GOAL
Determine how many lines of the data below contain "alla", then give only that number.

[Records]
▶

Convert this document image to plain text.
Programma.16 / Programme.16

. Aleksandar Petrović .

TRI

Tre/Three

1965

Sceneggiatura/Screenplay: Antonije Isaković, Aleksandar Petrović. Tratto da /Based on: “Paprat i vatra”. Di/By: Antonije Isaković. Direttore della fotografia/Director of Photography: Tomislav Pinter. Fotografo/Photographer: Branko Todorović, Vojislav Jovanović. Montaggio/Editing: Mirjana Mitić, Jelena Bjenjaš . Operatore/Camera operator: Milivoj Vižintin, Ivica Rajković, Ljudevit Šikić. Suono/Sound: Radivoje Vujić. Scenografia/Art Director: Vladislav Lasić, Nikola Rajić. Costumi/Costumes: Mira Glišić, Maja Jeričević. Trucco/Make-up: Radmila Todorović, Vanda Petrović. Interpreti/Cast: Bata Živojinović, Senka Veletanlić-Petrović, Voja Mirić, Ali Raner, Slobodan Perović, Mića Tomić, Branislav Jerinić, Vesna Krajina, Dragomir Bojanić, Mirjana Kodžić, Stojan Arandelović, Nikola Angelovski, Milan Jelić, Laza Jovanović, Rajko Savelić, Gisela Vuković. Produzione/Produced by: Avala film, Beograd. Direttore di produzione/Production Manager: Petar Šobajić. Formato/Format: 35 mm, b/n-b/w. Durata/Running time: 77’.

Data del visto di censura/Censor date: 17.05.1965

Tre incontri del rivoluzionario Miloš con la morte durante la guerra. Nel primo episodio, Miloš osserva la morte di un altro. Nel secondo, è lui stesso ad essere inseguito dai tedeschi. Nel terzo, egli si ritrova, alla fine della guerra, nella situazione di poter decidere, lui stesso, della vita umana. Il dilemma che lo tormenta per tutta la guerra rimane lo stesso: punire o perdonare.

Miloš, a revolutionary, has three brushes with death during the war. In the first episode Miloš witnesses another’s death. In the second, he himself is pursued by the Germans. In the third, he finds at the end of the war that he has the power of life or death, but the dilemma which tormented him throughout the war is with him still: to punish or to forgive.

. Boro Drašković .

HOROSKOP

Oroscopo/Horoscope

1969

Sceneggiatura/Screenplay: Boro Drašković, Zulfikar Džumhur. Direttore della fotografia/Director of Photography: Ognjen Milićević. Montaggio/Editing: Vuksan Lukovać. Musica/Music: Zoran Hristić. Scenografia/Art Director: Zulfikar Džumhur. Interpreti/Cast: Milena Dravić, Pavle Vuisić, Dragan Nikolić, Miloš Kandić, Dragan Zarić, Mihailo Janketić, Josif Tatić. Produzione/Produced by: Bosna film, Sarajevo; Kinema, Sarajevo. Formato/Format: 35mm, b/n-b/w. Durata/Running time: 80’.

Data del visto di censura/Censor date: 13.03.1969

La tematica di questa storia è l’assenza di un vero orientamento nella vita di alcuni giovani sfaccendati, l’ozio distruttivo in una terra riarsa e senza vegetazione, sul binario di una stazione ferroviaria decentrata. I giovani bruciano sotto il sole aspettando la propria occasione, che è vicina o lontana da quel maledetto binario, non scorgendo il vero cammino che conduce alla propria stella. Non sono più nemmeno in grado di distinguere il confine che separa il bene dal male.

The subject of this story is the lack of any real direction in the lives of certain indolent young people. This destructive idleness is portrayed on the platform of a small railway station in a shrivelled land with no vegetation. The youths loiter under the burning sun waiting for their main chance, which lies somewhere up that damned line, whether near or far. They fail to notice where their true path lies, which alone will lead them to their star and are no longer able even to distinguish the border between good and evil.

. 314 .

◀

EXERCISE RESULT
2